-- start of TEXT EXCERPT --

Speech reduction in Czech

  • Authors: Kolman, A., doc. Ing. Petr Pollák, CSc.,
  • Publication: LabPhone 14. The 14th Conference on Laboratory Phonology. Tokyo: National Institute for Japanese Linguistics in Tokyo, 2014, Available from: http://www.ninjal.ac.jp/labphon14/LP14_FINAL_20140708.pdf
  • Year: 2014
  • Department: Department of Circuit Theory
  • Annotation:
    The present study contributes to this research by investigating speech reduction in Czech. Our study is based on the Nijmegen Corpus of Casual Czech, which was recorded in Prague in November 2008, and consists of 39 hours of casual conversations between 26 groups of three friends. We studied speech reduction in this corpus by focusing on a number of frequent words and frequent phoneme sequences. First, we see patterns that have also been observed in other languages. Second, Czech also shows clear effects of morphology, which has not been attested for other languages so far. A third interesting topic concerns syllabic consonants and we find that the segment's probability to be absent is modulated by the complexity of the resulting consonant cluster. Our study of Czech clearly shows that it is worthwhile to extend the study of reduction to typologically different languages.

The Nijmegen Corpus of Casual Czech

  • Authors: Ernestus, M., Kockova-Amortova, L., doc. Ing. Petr Pollák, CSc.,
  • Publication: Proceedings of the 9th Language Resources and Evaluation Conference. Paris: ELRA - European Language Resources Association, 2014. ISBN 978-2-9517408-8-4.
  • Year: 2014
  • Department: Department of Circuit Theory
  • Annotation:
    This article introduces a new speech corpus, the Nijmegen Corpus of Casual Czech (NCCCz), which contains more than 30 hours of high-quality recordings of casual conversations in Common Czech, among ten groups of three male and ten groups of three female friends. All speakers were native speakers of Czech, raised in Prague or in the region of Central Bohemia, and were between 19 and 26 years old. Every group of speakers consisted of one confederate, who was instructed to keep the conversations lively, and two speakers naive to the purposes of the recordings. The naive speakers were engaged in conversations for approximately 90 minutes, while the confederate joined them for approximately the last 72 minutes. The corpus was orthographically annotated by experienced transcribers and this orthographic transcription was aligned with the speech signal. In addition, the conversations were videotaped. This corpus can form the basis for all types of research on casual conversations in Czech, including phonetic research and research on how to improve automatic speech recognition. The corpus will be freely available.

The optimization of PLP feature extraction for LVCSR recognition of MP3 data

  • Authors: Borský, M., doc. Ing. Petr Pollák, CSc.,
  • Publication: 19th International Conference on Applied Electronics 2014. Pilsen: University of West Bohemia, 2014. p. 55-58. ISSN 1803-7232. ISBN 978-80-261-0276-2.

-- end of TEXT EXCERPT --
-- start of INFORMATION GIVEN --

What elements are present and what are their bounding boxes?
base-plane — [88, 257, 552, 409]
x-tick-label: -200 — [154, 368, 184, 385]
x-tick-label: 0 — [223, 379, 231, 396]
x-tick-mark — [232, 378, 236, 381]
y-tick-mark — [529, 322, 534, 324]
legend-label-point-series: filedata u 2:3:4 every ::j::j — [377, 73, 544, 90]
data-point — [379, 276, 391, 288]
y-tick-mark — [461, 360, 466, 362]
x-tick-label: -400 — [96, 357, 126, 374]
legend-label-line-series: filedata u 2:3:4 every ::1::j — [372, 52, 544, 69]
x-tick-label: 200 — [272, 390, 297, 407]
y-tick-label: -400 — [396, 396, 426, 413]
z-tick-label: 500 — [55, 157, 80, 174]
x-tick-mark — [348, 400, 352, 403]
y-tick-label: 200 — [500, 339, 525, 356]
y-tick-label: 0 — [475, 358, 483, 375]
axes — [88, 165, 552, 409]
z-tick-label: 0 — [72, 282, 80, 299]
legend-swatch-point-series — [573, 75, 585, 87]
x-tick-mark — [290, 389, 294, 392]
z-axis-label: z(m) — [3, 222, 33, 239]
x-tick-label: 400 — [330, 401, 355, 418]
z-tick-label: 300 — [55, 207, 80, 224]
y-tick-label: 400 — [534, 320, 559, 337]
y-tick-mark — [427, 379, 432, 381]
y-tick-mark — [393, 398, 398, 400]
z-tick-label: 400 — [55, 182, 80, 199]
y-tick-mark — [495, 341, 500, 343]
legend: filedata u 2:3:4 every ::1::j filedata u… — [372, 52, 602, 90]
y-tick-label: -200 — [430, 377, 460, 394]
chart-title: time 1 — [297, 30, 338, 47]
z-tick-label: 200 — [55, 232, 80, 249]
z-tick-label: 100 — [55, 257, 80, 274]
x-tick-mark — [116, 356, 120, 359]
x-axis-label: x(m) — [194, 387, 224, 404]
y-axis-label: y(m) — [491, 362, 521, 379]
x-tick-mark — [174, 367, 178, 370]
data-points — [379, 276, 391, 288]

-- end of INFORMATION GIVEN --

▸ **REQUEST A**
List the titles of all the publications in the text excerpt on Czech speech research.
▸ **REQUEST B**
Carry the text excerpt on Czech speech research forward from the point where it stops.
The listing is not needed for any of this work.

▸ **RIGHT ANSWER A**
Speech reduction in Czech
The Nijmegen Corpus of Casual Czech
The optimization of PLP feature extraction for LVCSR recognition of MP3 data

▸ **RIGHT ANSWER B**
  • Year: 2014
  • Department: Department of Circuit Theory
  • Annotation:
    This paper analyses the contribution of optimized PLP feature extraction setup and application of feature normalization to improve the performance of automatic speech recognition system for data compressed by MP3 algorithm. The experimental study performed on loop-digit recognition and large vocabulary continues speech recognition task showed that proper setup can negate the effect of lower compression rates which can achieve results comparable with higher rates. The second finding is that the normalization techniques contribute significantly to overall performance, specially for shorter windows/shifts and lower compression rates. The acoustic models trained on 160kbits/s, 32kbits/s and 16kbits/s data performed at 34.17%, 41.88% and 36.4% WER respectively on LVCSR task. In comparison the noncompressed acoustic models performed at 28.56% WER.

Accuracy of HMM-Based Phonetic Segmentation Using Monophone or Triphone Acoustic Model

  • Authors: Mizera, P., doc. Ing. Petr Pollák, CSc.,
  • Publication: Applied Electronics - 2013 International Conference on Applied Electronics. Pilsen: University of West Bohemia, 2013. pp. 181-184. ISSN 1803-7232. ISBN 978-80-261-0166-6.
  • Year: 2013
  • Department: Department of Circuit Theory
  • Annotation:
    The paper compares the accuracy of HMM-based automatic phonetic segmentation using various signal representation same as acoustic models of various complexity, i.e. acoustic models of monophones or word-internal triphones with various number of mixtures. The precision of automatic phonetic segmentation was measured on the basis of comparison with manually segmented speech data. The analysis showed that the segmentation with acoustic models of word-internal triphones yielded to a better target accuracy. The best results of automatic phonetic segmentation were attained for acoustic models of word-internal triphones with four mixures. In this case average values of shift of phone boundaries and change of phone length was about 5.9~ms and 0.2~ms .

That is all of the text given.